Go through the material and tally the lines containing the string "laskenta". Give the total alone.

▶ **Exercise materials**:
────────────────────────────────────────
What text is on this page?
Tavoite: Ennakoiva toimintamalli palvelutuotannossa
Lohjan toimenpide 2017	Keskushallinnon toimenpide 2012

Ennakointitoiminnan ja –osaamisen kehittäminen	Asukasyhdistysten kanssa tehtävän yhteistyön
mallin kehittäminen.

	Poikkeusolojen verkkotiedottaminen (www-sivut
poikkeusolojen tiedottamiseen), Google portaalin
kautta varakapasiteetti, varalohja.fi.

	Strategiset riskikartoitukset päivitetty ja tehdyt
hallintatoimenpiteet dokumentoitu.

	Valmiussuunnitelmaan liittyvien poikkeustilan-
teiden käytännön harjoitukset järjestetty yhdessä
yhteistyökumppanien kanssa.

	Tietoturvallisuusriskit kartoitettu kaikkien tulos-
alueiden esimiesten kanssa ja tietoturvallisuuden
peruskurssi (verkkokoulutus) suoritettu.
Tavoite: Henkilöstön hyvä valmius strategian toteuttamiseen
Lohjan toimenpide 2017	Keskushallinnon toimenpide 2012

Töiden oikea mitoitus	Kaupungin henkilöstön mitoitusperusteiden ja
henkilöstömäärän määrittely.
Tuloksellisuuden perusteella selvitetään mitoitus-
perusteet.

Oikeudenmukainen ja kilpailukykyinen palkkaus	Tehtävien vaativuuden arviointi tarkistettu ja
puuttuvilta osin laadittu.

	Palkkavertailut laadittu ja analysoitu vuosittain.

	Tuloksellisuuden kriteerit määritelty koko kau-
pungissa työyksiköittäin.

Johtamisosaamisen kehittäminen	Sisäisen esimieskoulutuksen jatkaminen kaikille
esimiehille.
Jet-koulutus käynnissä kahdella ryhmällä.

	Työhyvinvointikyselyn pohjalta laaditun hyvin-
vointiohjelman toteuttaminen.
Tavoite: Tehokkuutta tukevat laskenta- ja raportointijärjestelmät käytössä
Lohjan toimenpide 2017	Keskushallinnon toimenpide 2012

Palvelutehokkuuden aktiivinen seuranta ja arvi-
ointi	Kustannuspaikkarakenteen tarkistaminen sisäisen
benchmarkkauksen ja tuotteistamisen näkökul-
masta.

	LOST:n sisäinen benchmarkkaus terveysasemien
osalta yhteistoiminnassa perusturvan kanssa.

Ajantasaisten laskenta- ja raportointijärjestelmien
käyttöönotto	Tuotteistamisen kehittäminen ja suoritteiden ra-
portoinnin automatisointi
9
────────────────────────────────────────
▶ **Result of the task**: 2